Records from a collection
-- START --

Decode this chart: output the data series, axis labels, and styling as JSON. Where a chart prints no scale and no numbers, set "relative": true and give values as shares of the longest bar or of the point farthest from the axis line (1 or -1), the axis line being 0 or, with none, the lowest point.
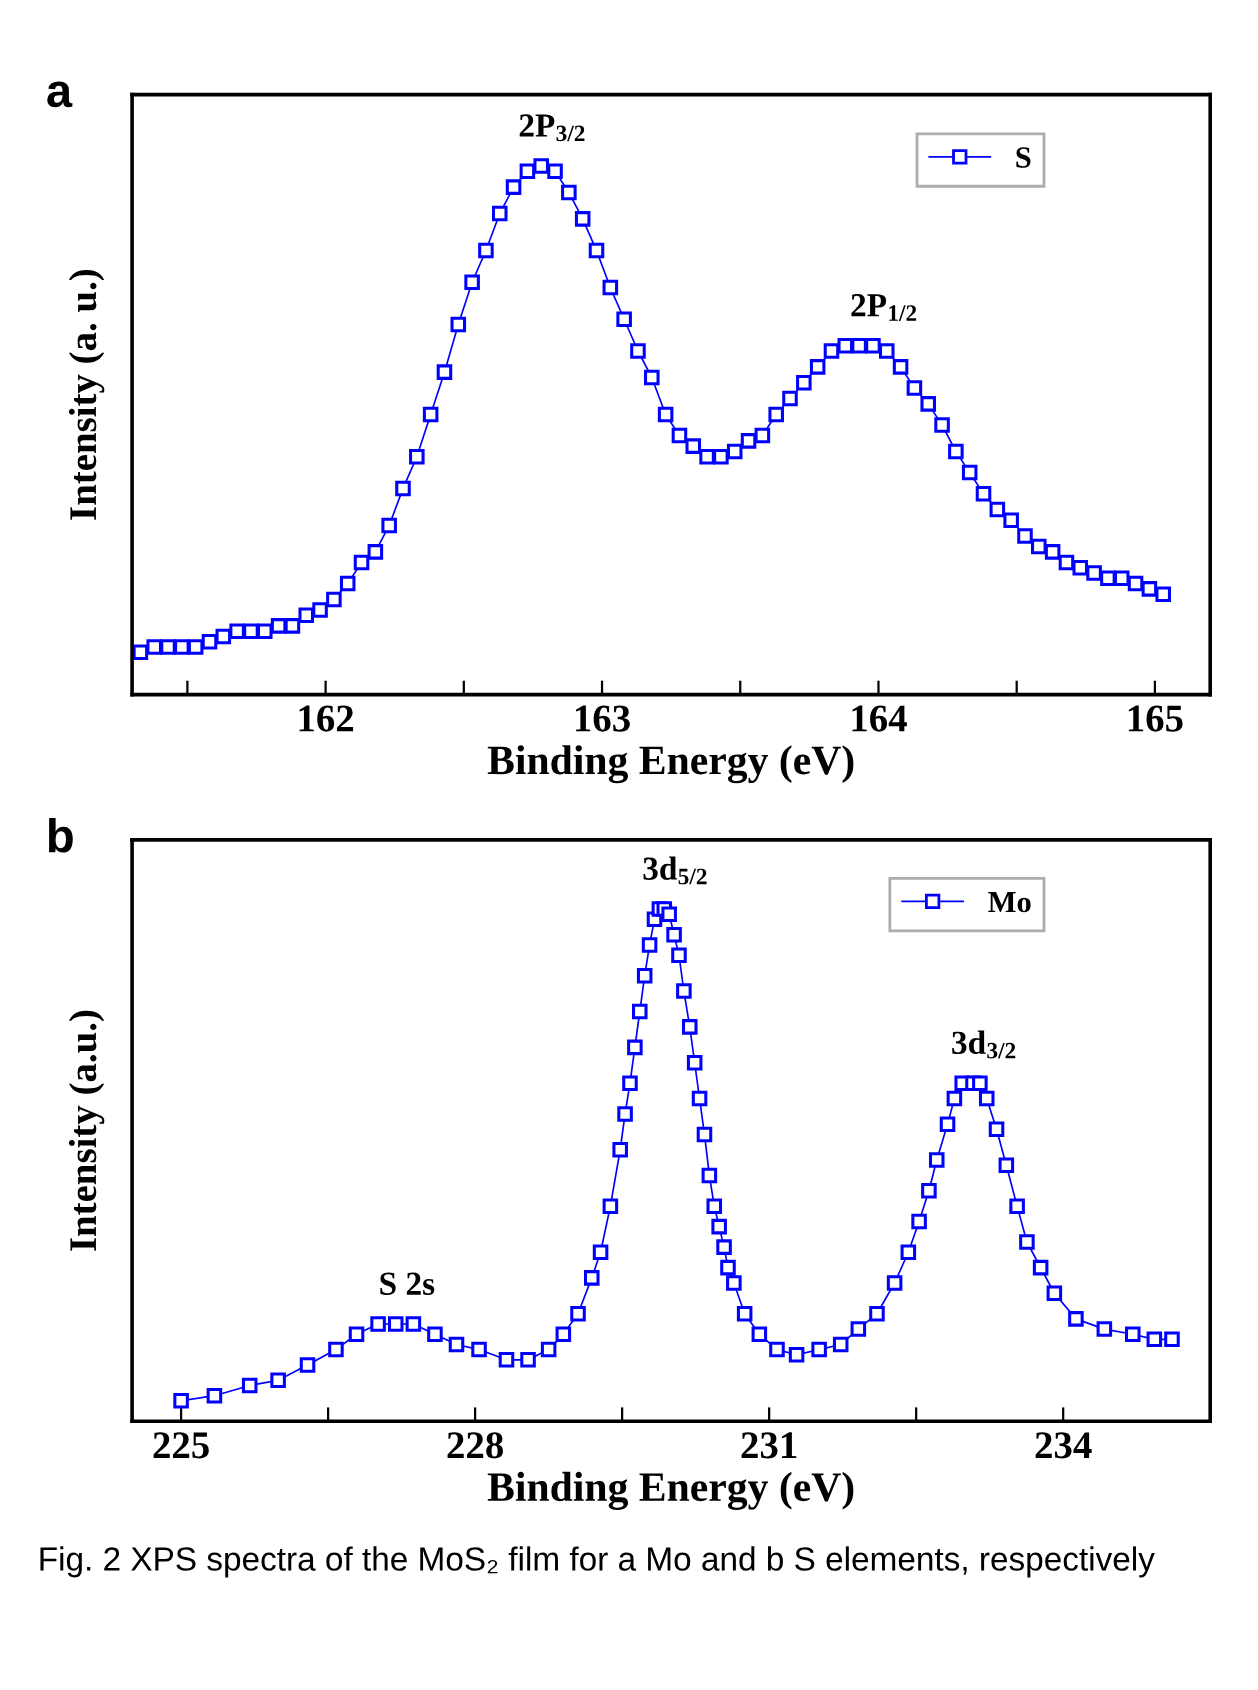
{
  "chart_data": [
    {
      "type": "line",
      "relative": true,
      "xlabel": "Binding Energy (eV)",
      "ylabel": "Intensity (a. u.)",
      "xlim": [
        161.3,
        165.2
      ],
      "xticks": [
        {
          "value": 161.5,
          "label": null
        },
        162,
        {
          "value": 162.5,
          "label": null
        },
        163,
        {
          "value": 163.5,
          "label": null
        },
        164,
        {
          "value": 164.5,
          "label": null
        },
        165
      ],
      "marker": "square",
      "line_style": "solid",
      "legend": "top right",
      "grid": false,
      "tick_labels": "x",
      "annotations": [
        "a",
        {
          "text": "2P$_{3/2}$",
          "x": 162.78,
          "y": 1.0
        },
        {
          "text": "2P$_{1/2}$",
          "x": 163.98,
          "y": 0.66
        }
      ],
      "series": [
        {
          "name": "S",
          "color": "#0000ff",
          "x": [
            161.33,
            161.38,
            161.43,
            161.48,
            161.53,
            161.58,
            161.63,
            161.68,
            161.73,
            161.78,
            161.83,
            161.88,
            161.93,
            161.98,
            162.03,
            162.08,
            162.13,
            162.18,
            162.23,
            162.28,
            162.33,
            162.38,
            162.43,
            162.48,
            162.53,
            162.58,
            162.63,
            162.68,
            162.73,
            162.78,
            162.83,
            162.88,
            162.93,
            162.98,
            163.03,
            163.08,
            163.13,
            163.18,
            163.23,
            163.28,
            163.33,
            163.38,
            163.43,
            163.48,
            163.53,
            163.58,
            163.63,
            163.68,
            163.73,
            163.78,
            163.83,
            163.88,
            163.93,
            163.98,
            164.03,
            164.08,
            164.13,
            164.18,
            164.23,
            164.28,
            164.33,
            164.38,
            164.43,
            164.48,
            164.53,
            164.58,
            164.63,
            164.68,
            164.73,
            164.78,
            164.83,
            164.88,
            164.93,
            164.98,
            165.03
          ],
          "values": [
            0.08,
            0.09,
            0.09,
            0.09,
            0.09,
            0.1,
            0.11,
            0.12,
            0.12,
            0.12,
            0.13,
            0.13,
            0.15,
            0.16,
            0.18,
            0.21,
            0.25,
            0.27,
            0.32,
            0.39,
            0.45,
            0.53,
            0.61,
            0.7,
            0.78,
            0.84,
            0.91,
            0.96,
            0.99,
            1.0,
            0.99,
            0.95,
            0.9,
            0.84,
            0.77,
            0.71,
            0.65,
            0.6,
            0.53,
            0.49,
            0.47,
            0.45,
            0.45,
            0.46,
            0.48,
            0.49,
            0.53,
            0.56,
            0.59,
            0.62,
            0.65,
            0.66,
            0.66,
            0.66,
            0.65,
            0.62,
            0.58,
            0.55,
            0.51,
            0.46,
            0.42,
            0.38,
            0.35,
            0.33,
            0.3,
            0.28,
            0.27,
            0.25,
            0.24,
            0.23,
            0.22,
            0.22,
            0.21,
            0.2,
            0.19
          ]
        }
      ]
    },
    {
      "type": "line",
      "relative": true,
      "xlabel": "Binding Energy (eV)",
      "ylabel": "Intensity (a.u.)",
      "xlim": [
        224.5,
        235.5
      ],
      "xticks": [
        225,
        {
          "value": 226.5,
          "label": null
        },
        228,
        {
          "value": 229.5,
          "label": null
        },
        231,
        {
          "value": 232.5,
          "label": null
        },
        234
      ],
      "marker": "square",
      "line_style": "solid",
      "legend": "top right",
      "grid": false,
      "tick_labels": "x",
      "annotations": [
        "b",
        {
          "text": "3d$_{5/2}$",
          "x": 229.93,
          "y": 1.0
        },
        {
          "text": "3d$_{3/2}$",
          "x": 233.08,
          "y": 0.66
        },
        {
          "text": "S 2s",
          "x": 227.19,
          "y": 0.19
        },
        "Fig. 2 XPS spectra of the MoS₂ film for a Mo and b S elements, respectively"
      ],
      "series": [
        {
          "name": "Mo",
          "color": "#0000ff",
          "x": [
            225.0,
            225.34,
            225.7,
            225.99,
            226.29,
            226.58,
            226.79,
            227.01,
            227.19,
            227.37,
            227.59,
            227.81,
            228.04,
            228.32,
            228.54,
            228.75,
            228.9,
            229.05,
            229.19,
            229.28,
            229.38,
            229.48,
            229.53,
            229.58,
            229.63,
            229.68,
            229.73,
            229.78,
            229.83,
            229.88,
            229.93,
            229.98,
            230.03,
            230.08,
            230.13,
            230.19,
            230.24,
            230.29,
            230.34,
            230.39,
            230.44,
            230.49,
            230.54,
            230.58,
            230.64,
            230.75,
            230.9,
            231.08,
            231.28,
            231.51,
            231.73,
            231.91,
            232.1,
            232.28,
            232.42,
            232.53,
            232.63,
            232.71,
            232.82,
            232.89,
            232.97,
            233.08,
            233.15,
            233.22,
            233.32,
            233.42,
            233.53,
            233.63,
            233.77,
            233.91,
            234.13,
            234.42,
            234.71,
            234.93,
            235.11
          ],
          "values": [
            0.04,
            0.05,
            0.07,
            0.08,
            0.11,
            0.14,
            0.17,
            0.19,
            0.19,
            0.19,
            0.17,
            0.15,
            0.14,
            0.12,
            0.12,
            0.14,
            0.17,
            0.21,
            0.28,
            0.33,
            0.42,
            0.53,
            0.6,
            0.66,
            0.73,
            0.8,
            0.87,
            0.93,
            0.98,
            1.0,
            1.0,
            0.99,
            0.95,
            0.91,
            0.84,
            0.77,
            0.7,
            0.63,
            0.56,
            0.48,
            0.42,
            0.38,
            0.34,
            0.3,
            0.27,
            0.21,
            0.17,
            0.14,
            0.13,
            0.14,
            0.15,
            0.18,
            0.21,
            0.27,
            0.33,
            0.39,
            0.45,
            0.51,
            0.58,
            0.63,
            0.66,
            0.66,
            0.66,
            0.63,
            0.57,
            0.5,
            0.42,
            0.35,
            0.3,
            0.25,
            0.2,
            0.18,
            0.17,
            0.16,
            0.16
          ]
        }
      ]
    }
  ]
}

-- END --

## REQUIRED TASK
Without the pictures, write out all of the material exactly.

## EXERCISE RESULT
Decode this chart: output the data series, axis labels, and styling as JSON. Where a chart prints no scale and no numbers, set "relative": true and give values as shares of the longest bar or of the point farthest from the axis line (1 or -1), the axis line being 0 or, with none, the lowest point.
{
  "chart_data": [
    {
      "type": "line",
      "relative": true,
      "xlabel": "Binding Energy (eV)",
      "ylabel": "Intensity (a. u.)",
      "xlim": [
        161.3,
        165.2
      ],
      "xticks": [
        {
          "value": 161.5,
          "label": null
        },
        162,
        {
          "value": 162.5,
          "label": null
        },
        163,
        {
          "value": 163.5,
          "label": null
        },
        164,
        {
          "value": 164.5,
          "label": null
        },
        165
      ],
      "marker": "square",
      "line_style": "solid",
      "legend": "top right",
      "grid": false,
      "tick_labels": "x",
      "annotations": [
        "a",
        {
          "text": "2P$_{3/2}$",
          "x": 162.78,
          "y": 1.0
        },
        {
          "text": "2P$_{1/2}$",
          "x": 163.98,
          "y": 0.66
        }
      ],
      "series": [
        {
          "name": "S",
          "color": "#0000ff",
          "x": [
            161.33,
            161.38,
            161.43,
            161.48,
            161.53,
            161.58,
            161.63,
            161.68,
            161.73,
            161.78,
            161.83,
            161.88,
            161.93,
            161.98,
            162.03,
            162.08,
            162.13,
            162.18,
            162.23,
            162.28,
            162.33,
            162.38,
            162.43,
            162.48,
            162.53,
            162.58,
            162.63,
            162.68,
            162.73,
            162.78,
            162.83,
            162.88,
            162.93,
            162.98,
            163.03,
            163.08,
            163.13,
            163.18,
            163.23,
            163.28,
            163.33,
            163.38,
            163.43,
            163.48,
            163.53,
            163.58,
            163.63,
            163.68,
            163.73,
            163.78,
            163.83,
            163.88,
            163.93,
            163.98,
            164.03,
            164.08,
            164.13,
            164.18,
            164.23,
            164.28,
            164.33,
            164.38,
            164.43,
            164.48,
            164.53,
            164.58,
            164.63,
            164.68,
            164.73,
            164.78,
            164.83,
            164.88,
            164.93,
            164.98,
            165.03
          ],
          "values": [
            0.08,
            0.09,
            0.09,
            0.09,
            0.09,
            0.1,
            0.11,
            0.12,
            0.12,
            0.12,
            0.13,
            0.13,
            0.15,
            0.16,
            0.18,
            0.21,
            0.25,
            0.27,
            0.32,
            0.39,
            0.45,
            0.53,
            0.61,
            0.7,
            0.78,
            0.84,
            0.91,
            0.96,
            0.99,
            1.0,
            0.99,
            0.95,
            0.9,
            0.84,
            0.77,
            0.71,
            0.65,
            0.6,
            0.53,
            0.49,
            0.47,
            0.45,
            0.45,
            0.46,
            0.48,
            0.49,
            0.53,
            0.56,
            0.59,
            0.62,
            0.65,
            0.66,
            0.66,
            0.66,
            0.65,
            0.62,
            0.58,
            0.55,
            0.51,
            0.46,
            0.42,
            0.38,
            0.35,
            0.33,
            0.3,
            0.28,
            0.27,
            0.25,
            0.24,
            0.23,
            0.22,
            0.22,
            0.21,
            0.2,
            0.19
          ]
        }
      ]
    },
    {
      "type": "line",
      "relative": true,
      "xlabel": "Binding Energy (eV)",
      "ylabel": "Intensity (a.u.)",
      "xlim": [
        224.5,
        235.5
      ],
      "xticks": [
        225,
        {
          "value": 226.5,
          "label": null
        },
        228,
        {
          "value": 229.5,
          "label": null
        },
        231,
        {
          "value": 232.5,
          "label": null
        },
        234
      ],
      "marker": "square",
      "line_style": "solid",
      "legend": "top right",
      "grid": false,
      "tick_labels": "x",
      "annotations": [
        "b",
        {
          "text": "3d$_{5/2}$",
          "x": 229.93,
          "y": 1.0
        },
        {
          "text": "3d$_{3/2}$",
          "x": 233.08,
          "y": 0.66
        },
        {
          "text": "S 2s",
          "x": 227.19,
          "y": 0.19
        },
        "Fig. 2 XPS spectra of the MoS₂ film for a Mo and b S elements, respectively"
      ],
      "series": [
        {
          "name": "Mo",
          "color": "#0000ff",
          "x": [
            225.0,
            225.34,
            225.7,
            225.99,
            226.29,
            226.58,
            226.79,
            227.01,
            227.19,
            227.37,
            227.59,
            227.81,
            228.04,
            228.32,
            228.54,
            228.75,
            228.9,
            229.05,
            229.19,
            229.28,
            229.38,
            229.48,
            229.53,
            229.58,
            229.63,
            229.68,
            229.73,
            229.78,
            229.83,
            229.88,
            229.93,
            229.98,
            230.03,
            230.08,
            230.13,
            230.19,
            230.24,
            230.29,
            230.34,
            230.39,
            230.44,
            230.49,
            230.54,
            230.58,
            230.64,
            230.75,
            230.9,
            231.08,
            231.28,
            231.51,
            231.73,
            231.91,
            232.1,
            232.28,
            232.42,
            232.53,
            232.63,
            232.71,
            232.82,
            232.89,
            232.97,
            233.08,
            233.15,
            233.22,
            233.32,
            233.42,
            233.53,
            233.63,
            233.77,
            233.91,
            234.13,
            234.42,
            234.71,
            234.93,
            235.11
          ],
          "values": [
            0.04,
            0.05,
            0.07,
            0.08,
            0.11,
            0.14,
            0.17,
            0.19,
            0.19,
            0.19,
            0.17,
            0.15,
            0.14,
            0.12,
            0.12,
            0.14,
            0.17,
            0.21,
            0.28,
            0.33,
            0.42,
            0.53,
            0.6,
            0.66,
            0.73,
            0.8,
            0.87,
            0.93,
            0.98,
            1.0,
            1.0,
            0.99,
            0.95,
            0.91,
            0.84,
            0.77,
            0.7,
            0.63,
            0.56,
            0.48,
            0.42,
            0.38,
            0.34,
            0.3,
            0.27,
            0.21,
            0.17,
            0.14,
            0.13,
            0.14,
            0.15,
            0.18,
            0.21,
            0.27,
            0.33,
            0.39,
            0.45,
            0.51,
            0.58,
            0.63,
            0.66,
            0.66,
            0.66,
            0.63,
            0.57,
            0.5,
            0.42,
            0.35,
            0.3,
            0.25,
            0.2,
            0.18,
            0.17,
            0.16,
            0.16
          ]
        }
      ]
    }
  ]
}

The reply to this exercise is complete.